▶ **GIVEN REQUEST**: From the records below, copy every line that contains the word "screenshot".

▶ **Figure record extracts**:
★ ★ ★ ★ ★ ★ ★
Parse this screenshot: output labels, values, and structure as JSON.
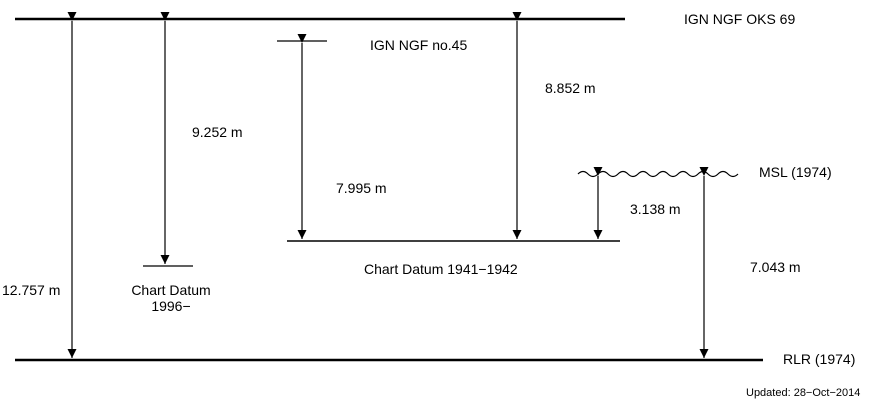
{
  "datums": {
    "ign_ngf_oks_69": "IGN  NGF OKS 69",
    "ign_ngf_no45": "IGN NGF no.45",
    "mean_sea_level": "MSL (1974)",
    "chart_datum_1941": "Chart Datum 1941−1942",
    "chart_datum_1996_line1": "Chart Datum",
    "chart_datum_1996_line2": "1996−",
    "rlr": "RLR (1974)"
  },
  "measurements": {
    "oks69_to_rlr": "12.757 m",
    "oks69_to_chart_datum_1996": "9.252 m",
    "no45_to_chart_datum_1941": "7.995 m",
    "oks69_to_chart_datum_1941": "8.852 m",
    "msl_to_chart_datum_1941": "3.138 m",
    "msl_to_rlr": "7.043 m"
  },
  "footer": {
    "updated": "Updated: 28−Oct−2014"
  }
}
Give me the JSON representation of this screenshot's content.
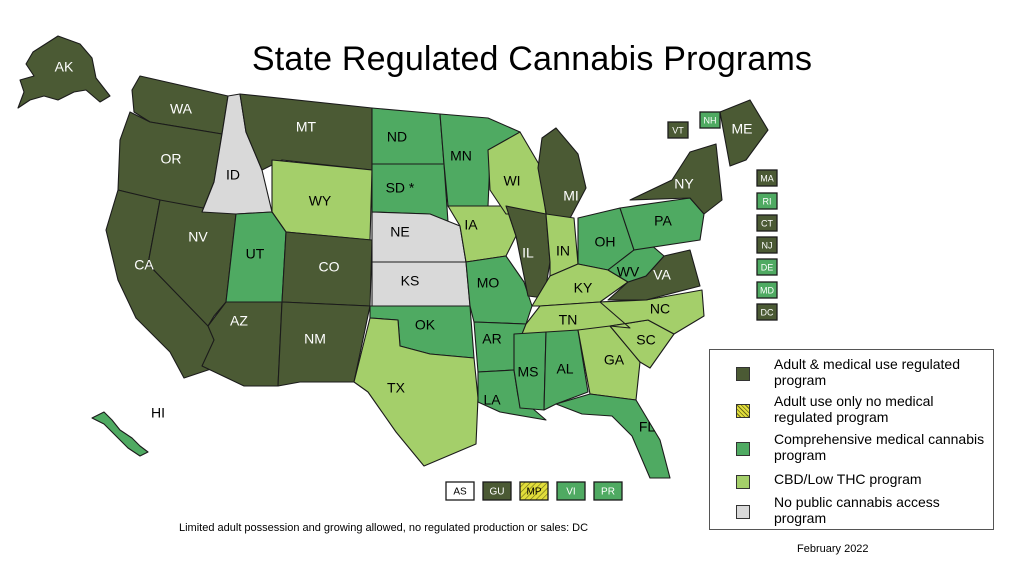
{
  "title": "State Regulated Cannabis Programs",
  "colors": {
    "adult": "#4b5a34",
    "adult_only": "#e2de3a",
    "medical": "#4faa62",
    "cbd": "#a4cf6a",
    "none": "#d9d9d9"
  },
  "states": [
    {
      "abbr": "AK",
      "cat": "adult"
    },
    {
      "abbr": "WA",
      "cat": "adult"
    },
    {
      "abbr": "OR",
      "cat": "adult"
    },
    {
      "abbr": "CA",
      "cat": "adult"
    },
    {
      "abbr": "NV",
      "cat": "adult"
    },
    {
      "abbr": "ID",
      "cat": "none"
    },
    {
      "abbr": "MT",
      "cat": "adult"
    },
    {
      "abbr": "WY",
      "cat": "cbd"
    },
    {
      "abbr": "UT",
      "cat": "medical"
    },
    {
      "abbr": "AZ",
      "cat": "adult"
    },
    {
      "abbr": "CO",
      "cat": "adult"
    },
    {
      "abbr": "NM",
      "cat": "adult"
    },
    {
      "abbr": "ND",
      "cat": "medical"
    },
    {
      "abbr": "SD *",
      "cat": "medical"
    },
    {
      "abbr": "NE",
      "cat": "none"
    },
    {
      "abbr": "KS",
      "cat": "none"
    },
    {
      "abbr": "OK",
      "cat": "medical"
    },
    {
      "abbr": "TX",
      "cat": "cbd"
    },
    {
      "abbr": "MN",
      "cat": "medical"
    },
    {
      "abbr": "IA",
      "cat": "cbd"
    },
    {
      "abbr": "MO",
      "cat": "medical"
    },
    {
      "abbr": "AR",
      "cat": "medical"
    },
    {
      "abbr": "LA",
      "cat": "medical"
    },
    {
      "abbr": "WI",
      "cat": "cbd"
    },
    {
      "abbr": "IL",
      "cat": "adult"
    },
    {
      "abbr": "MI",
      "cat": "adult"
    },
    {
      "abbr": "IN",
      "cat": "cbd"
    },
    {
      "abbr": "OH",
      "cat": "medical"
    },
    {
      "abbr": "KY",
      "cat": "cbd"
    },
    {
      "abbr": "TN",
      "cat": "cbd"
    },
    {
      "abbr": "MS",
      "cat": "medical"
    },
    {
      "abbr": "AL",
      "cat": "medical"
    },
    {
      "abbr": "GA",
      "cat": "cbd"
    },
    {
      "abbr": "FL",
      "cat": "medical"
    },
    {
      "abbr": "SC",
      "cat": "cbd"
    },
    {
      "abbr": "NC",
      "cat": "cbd"
    },
    {
      "abbr": "VA",
      "cat": "adult"
    },
    {
      "abbr": "WV",
      "cat": "medical"
    },
    {
      "abbr": "PA",
      "cat": "medical"
    },
    {
      "abbr": "NY",
      "cat": "adult"
    },
    {
      "abbr": "ME",
      "cat": "adult"
    },
    {
      "abbr": "HI",
      "cat": "medical"
    }
  ],
  "northeast_boxes": [
    {
      "abbr": "VT",
      "cat": "adult"
    },
    {
      "abbr": "NH",
      "cat": "medical"
    },
    {
      "abbr": "MA",
      "cat": "adult"
    },
    {
      "abbr": "RI",
      "cat": "medical"
    },
    {
      "abbr": "CT",
      "cat": "adult"
    },
    {
      "abbr": "NJ",
      "cat": "adult"
    },
    {
      "abbr": "DE",
      "cat": "medical"
    },
    {
      "abbr": "MD",
      "cat": "medical"
    },
    {
      "abbr": "DC",
      "cat": "adult"
    }
  ],
  "territories": [
    {
      "abbr": "AS",
      "cat": "blank"
    },
    {
      "abbr": "GU",
      "cat": "adult"
    },
    {
      "abbr": "MP",
      "cat": "adult_only"
    },
    {
      "abbr": "VI",
      "cat": "medical"
    },
    {
      "abbr": "PR",
      "cat": "medical"
    }
  ],
  "legend": [
    {
      "cat": "adult",
      "label": "Adult & medical use regulated program"
    },
    {
      "cat": "adult_only",
      "label": "Adult use only no medical regulated program"
    },
    {
      "cat": "medical",
      "label": "Comprehensive medical cannabis program"
    },
    {
      "cat": "cbd",
      "label": "CBD/Low THC program"
    },
    {
      "cat": "none",
      "label": "No public cannabis access program"
    }
  ],
  "footnote": "Limited adult possession and growing allowed, no regulated production or sales: DC",
  "date": "February 2022"
}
★ ★ ★ ★ ★ ★ ★
▶ **ANSWER TO THE PROBLEM**:
Parse this screenshot: output labels, values, and structure as JSON.
Give me the JSON representation of this screenshot's content.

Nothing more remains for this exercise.